- **PASSAGE SHOWN**:
════════════════

Two decades after Pulp Fiction, Quentin Tarantino is treading water. (But P.T. Anderson’s The Master is original and innovative.)
by Philip Matthews
Let’s imagine an alternate world in which Quentin Tarantino didn’t win the Palme d’Or for Pulp Fiction in 1994 and instead it went to Krzysztof Kieslowski for Three Colours: Red as most expected it would. Would history have been much different?
For critic Jonathan Romney writing about the Criterion DVD release of Kieslowski’s The Double Life of Veronique, that moment at Cannes marked “90s cinephilia’s turn away from the poetic-art-cinema tradition” of the final Kieslowski films. Sure, you can compare the fractured structures of the Three Colours trilogy to Pulp Fiction, except that in the Tarantino film, “the play of interlinked destinies was proudly exposed as a gratuitous effect of narrative game playing”. If the early-to-mid 90s was the age of unseriousness, irony and pastiche, then Pulp Fiction was its peak achievement. Kieslowski’s metaphysical art-house was looking so serious, so old-fashioned.
But I suspect that time has been kinder to the Kieslowski films than to Tarantino and his imitators. And maybe cinema’s ultimate award had a stunting effect on Tarantino. Other than the relatively low-key and even mature Jackie Brown – which sits in Tarantino’s body of work much like The King of Comedy sits in Scorsese’s – everything he has directed since has seemed like a regression. Two decades after the Palme d’Or we get second-hand stuff like Django Unchained.
There was another effect of that Palme d’Or. Tarantino had talked up both Reservoir Dogs and Pulp Fiction with recycled Jean-Luc Godard quips – “All you need for a movie is a gun and a girl”, “A story should have a beginning, a middle and an end, but not necessarily in that order” – and his production company was named A Band Apart, as a take-off of Bande a part (and then there was Uma Thurman in her Anna Karina wig). The thought occurred to more than a few that Tarantino was spearheading an American New Wave roughly comparable to the French one of 30 years earlier, with Tarantino as its Godard: its thinker, its greatest publicist, its chief radical, its director-as-star. Now France had anointed him. But actually, as the years go by, Tarantino looks more and more like an Orson Welles figure, forever tied to an early achievement.
His films are worse now than they were 20 years ago: more vulgar, more pointless, less connected to any reality beyond cinema. Which doesn’t mean they aren’t intermittently enjoyable and sometimes well-made (I hated Death Proof but I almost admired Tarantino’s adolescent urge to never let his audience get bored). And they can even be considered a perverse, degraded form of Godardism, like a Godard that is never political or cerebral.

════════════════

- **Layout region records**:
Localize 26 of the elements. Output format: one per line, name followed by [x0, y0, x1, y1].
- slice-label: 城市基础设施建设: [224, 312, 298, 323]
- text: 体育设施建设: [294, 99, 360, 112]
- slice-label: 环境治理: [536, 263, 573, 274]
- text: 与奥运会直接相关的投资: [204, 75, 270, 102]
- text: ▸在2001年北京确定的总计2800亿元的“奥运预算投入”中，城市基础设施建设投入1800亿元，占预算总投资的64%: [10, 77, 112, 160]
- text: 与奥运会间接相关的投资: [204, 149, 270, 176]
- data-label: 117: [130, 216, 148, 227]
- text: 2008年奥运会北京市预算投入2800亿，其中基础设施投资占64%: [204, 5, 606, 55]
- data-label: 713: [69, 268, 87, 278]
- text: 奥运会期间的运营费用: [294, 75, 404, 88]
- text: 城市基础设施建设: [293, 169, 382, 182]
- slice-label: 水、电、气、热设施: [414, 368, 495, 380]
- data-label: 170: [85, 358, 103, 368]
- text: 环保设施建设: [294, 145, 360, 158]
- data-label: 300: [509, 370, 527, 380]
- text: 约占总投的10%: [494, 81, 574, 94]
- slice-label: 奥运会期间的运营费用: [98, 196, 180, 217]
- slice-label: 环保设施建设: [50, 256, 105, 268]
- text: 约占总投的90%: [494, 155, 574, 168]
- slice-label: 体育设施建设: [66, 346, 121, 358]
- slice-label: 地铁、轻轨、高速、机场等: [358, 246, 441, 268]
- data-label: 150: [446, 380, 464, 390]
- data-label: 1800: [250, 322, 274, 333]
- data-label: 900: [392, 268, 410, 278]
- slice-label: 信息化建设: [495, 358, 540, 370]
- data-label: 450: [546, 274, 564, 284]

════════════════

- **REQUIRED TASK**: From the essay on Tarantino, return word for word the passage between "But I suspect" and "like Django Unchained.", inclusive.

- **SOLVED PROBLEM**:
But I suspect that time has been kinder to the Kieslowski films than to Tarantino and his imitators. And maybe cinema’s ultimate award had a stunting effect on Tarantino. Other than the relatively low-key and even mature Jackie Brown – which sits in Tarantino’s body of work much like The King of Comedy sits in Scorsese’s – everything he has directed since has seemed like a regression. Two decades after the Palme d’Or we get second-hand stuff like Django Unchained.